Record extracts |
--
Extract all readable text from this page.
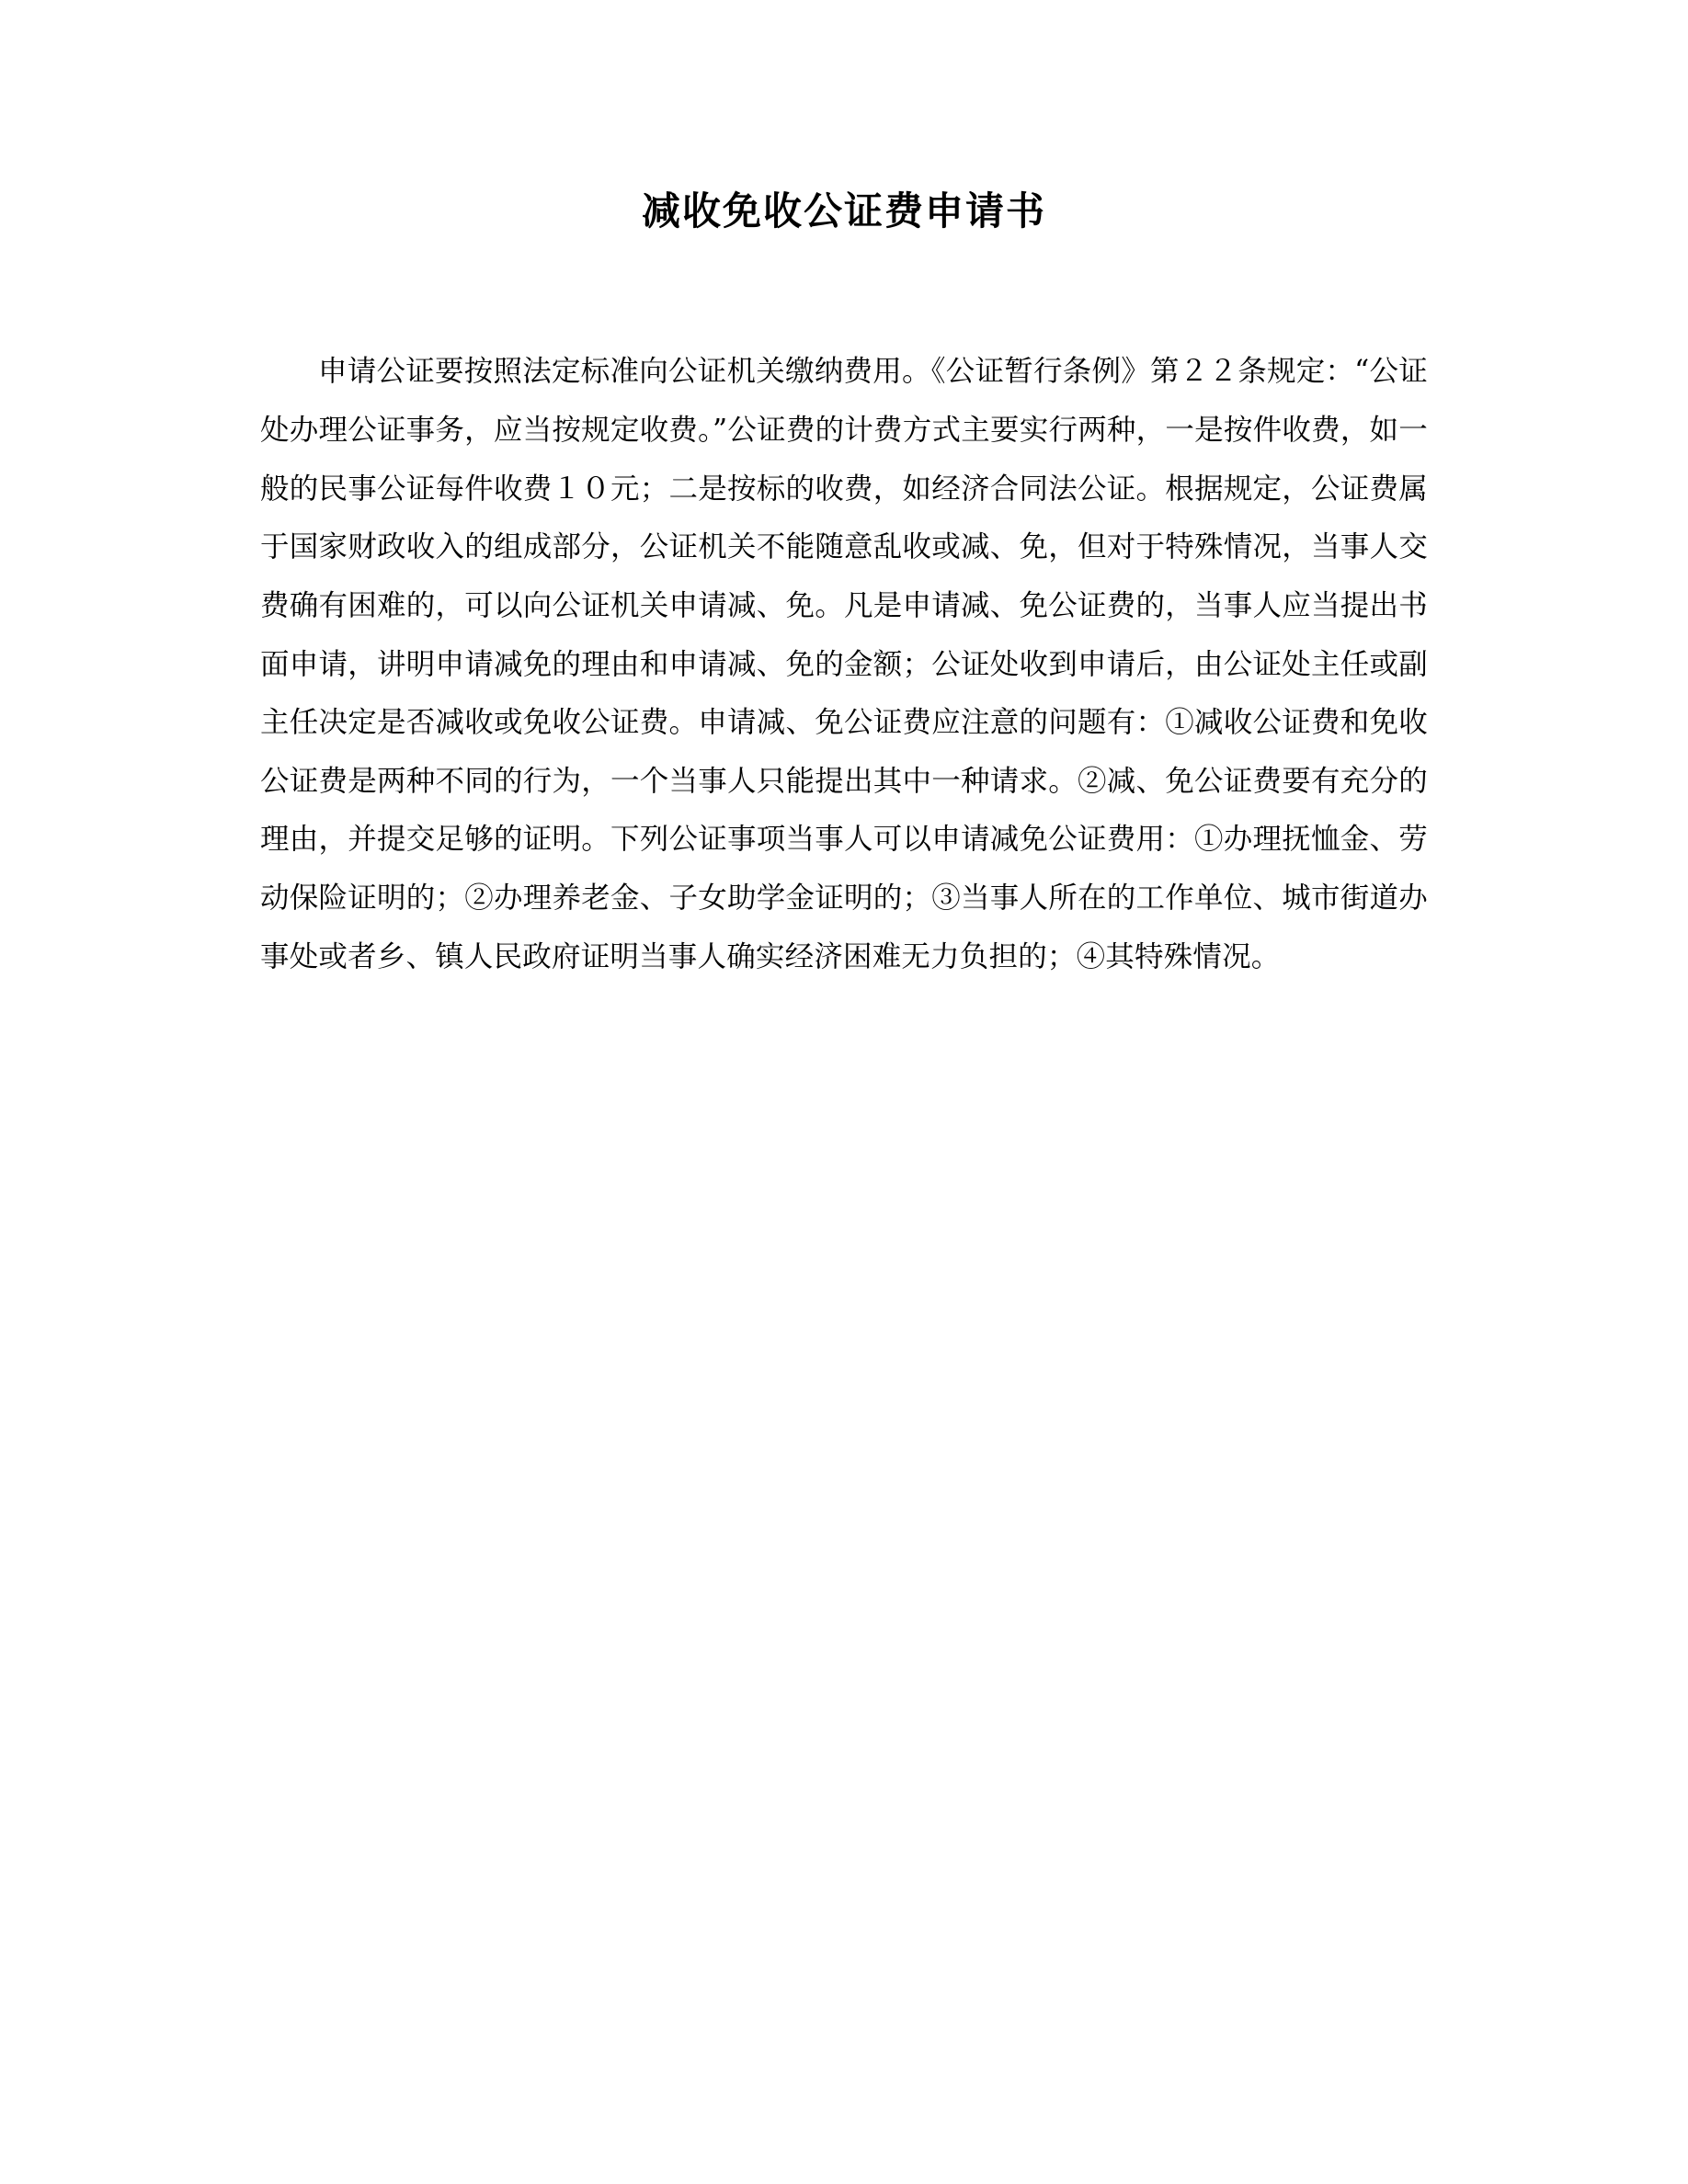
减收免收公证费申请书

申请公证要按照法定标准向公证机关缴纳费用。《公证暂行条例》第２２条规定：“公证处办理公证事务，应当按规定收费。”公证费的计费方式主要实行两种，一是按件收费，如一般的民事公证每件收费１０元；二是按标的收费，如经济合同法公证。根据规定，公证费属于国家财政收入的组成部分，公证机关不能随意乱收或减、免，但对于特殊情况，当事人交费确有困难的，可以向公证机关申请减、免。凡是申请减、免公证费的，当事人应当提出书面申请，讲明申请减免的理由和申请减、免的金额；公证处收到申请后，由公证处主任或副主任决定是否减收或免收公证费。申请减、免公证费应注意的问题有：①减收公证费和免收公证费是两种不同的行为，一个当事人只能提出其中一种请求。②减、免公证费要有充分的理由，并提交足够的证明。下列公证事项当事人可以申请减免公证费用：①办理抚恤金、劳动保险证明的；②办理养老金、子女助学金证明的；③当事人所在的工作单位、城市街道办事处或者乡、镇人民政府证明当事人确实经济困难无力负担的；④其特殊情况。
--
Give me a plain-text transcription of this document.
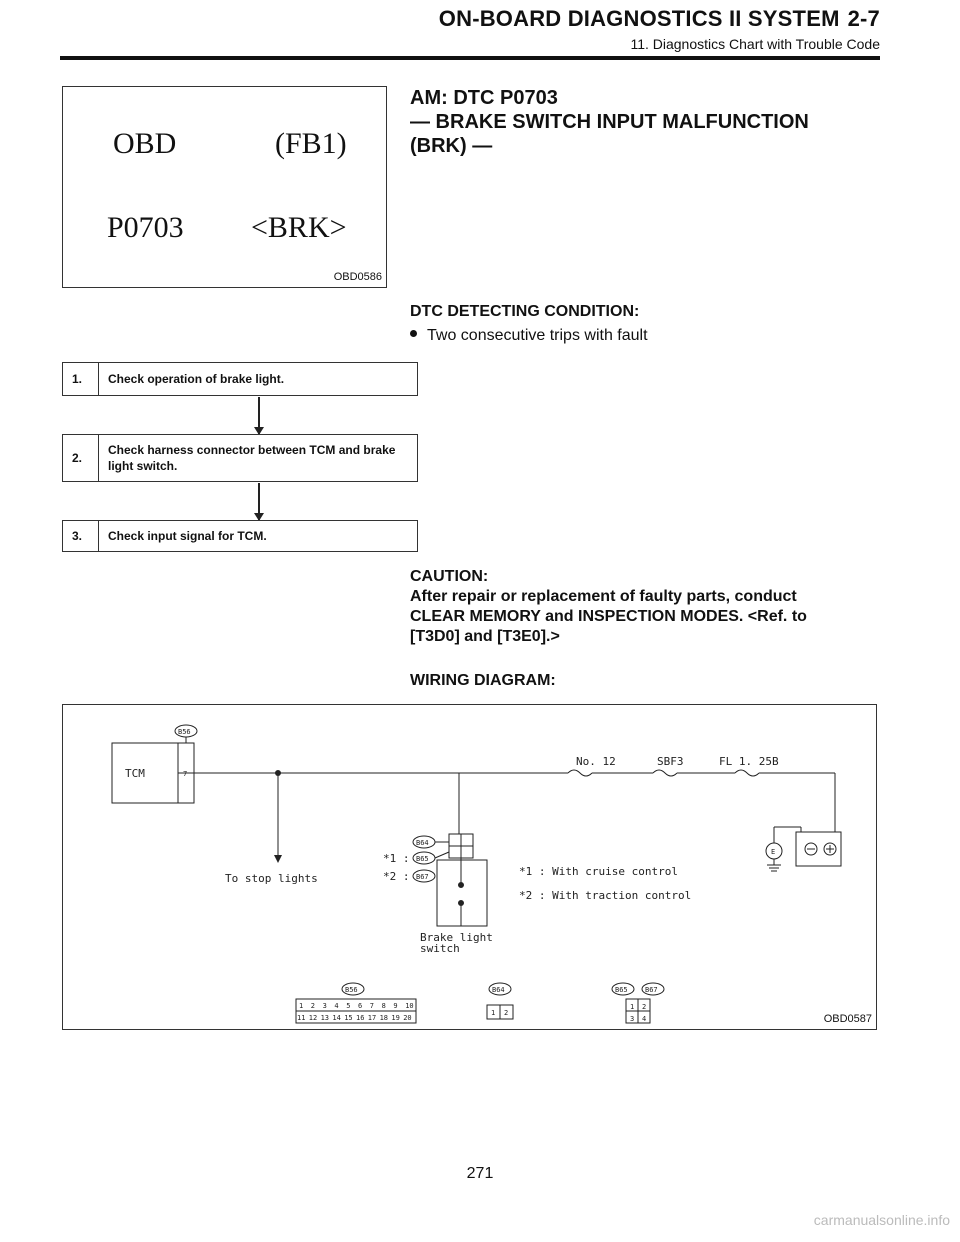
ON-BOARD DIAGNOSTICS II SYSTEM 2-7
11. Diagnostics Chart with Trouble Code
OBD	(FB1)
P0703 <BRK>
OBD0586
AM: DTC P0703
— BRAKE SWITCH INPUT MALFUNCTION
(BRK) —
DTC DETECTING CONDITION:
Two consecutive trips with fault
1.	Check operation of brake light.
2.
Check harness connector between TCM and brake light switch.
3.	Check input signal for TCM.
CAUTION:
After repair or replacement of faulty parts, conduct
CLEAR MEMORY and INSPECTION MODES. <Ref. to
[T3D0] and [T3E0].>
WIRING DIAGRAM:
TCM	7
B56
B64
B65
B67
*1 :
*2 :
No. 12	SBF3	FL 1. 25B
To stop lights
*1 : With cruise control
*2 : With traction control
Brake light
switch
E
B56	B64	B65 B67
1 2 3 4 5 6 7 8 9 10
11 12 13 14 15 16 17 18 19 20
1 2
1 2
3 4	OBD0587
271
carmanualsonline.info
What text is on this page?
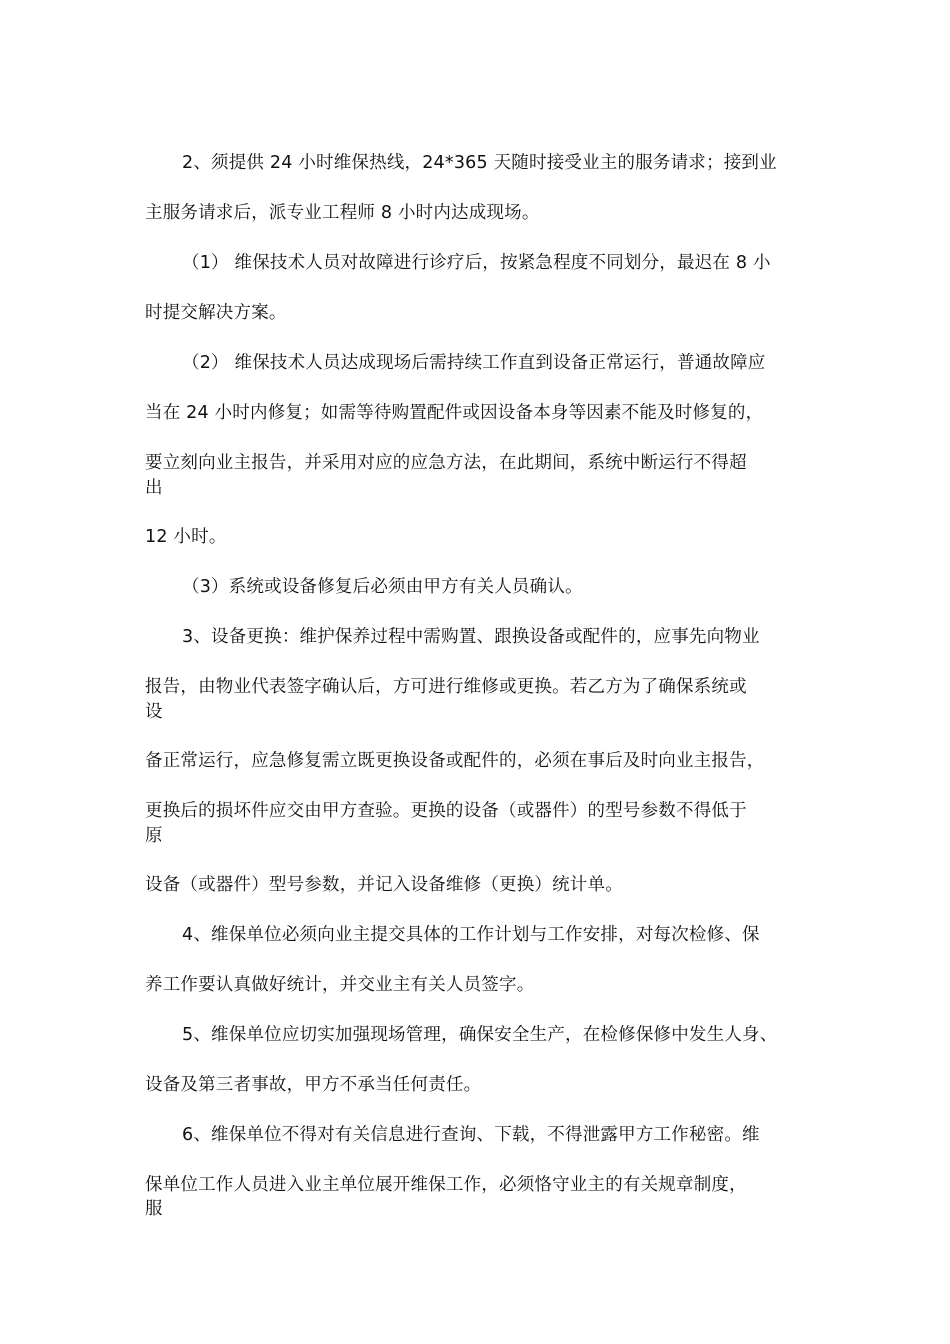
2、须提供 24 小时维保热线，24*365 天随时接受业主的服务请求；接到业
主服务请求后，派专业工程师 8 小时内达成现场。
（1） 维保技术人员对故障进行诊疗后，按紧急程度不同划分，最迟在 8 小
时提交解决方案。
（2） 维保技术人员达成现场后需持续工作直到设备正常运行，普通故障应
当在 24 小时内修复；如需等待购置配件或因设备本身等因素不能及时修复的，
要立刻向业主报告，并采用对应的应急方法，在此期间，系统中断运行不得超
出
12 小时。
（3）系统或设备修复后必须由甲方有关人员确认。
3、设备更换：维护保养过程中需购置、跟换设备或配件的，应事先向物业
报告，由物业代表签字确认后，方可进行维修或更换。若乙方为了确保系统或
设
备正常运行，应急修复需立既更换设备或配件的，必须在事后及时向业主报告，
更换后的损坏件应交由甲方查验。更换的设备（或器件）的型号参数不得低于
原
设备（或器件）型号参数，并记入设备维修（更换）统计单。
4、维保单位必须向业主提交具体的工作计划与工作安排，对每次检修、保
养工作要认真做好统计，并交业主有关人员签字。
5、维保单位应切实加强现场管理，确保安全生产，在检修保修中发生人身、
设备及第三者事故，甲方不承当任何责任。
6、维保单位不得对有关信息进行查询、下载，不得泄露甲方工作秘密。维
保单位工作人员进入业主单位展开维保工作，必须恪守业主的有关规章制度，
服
--
Task objective | Search the data for "control" and list every line in which it occurs.

Response for this exercise |
*1 : With cruise control
*2 : With traction control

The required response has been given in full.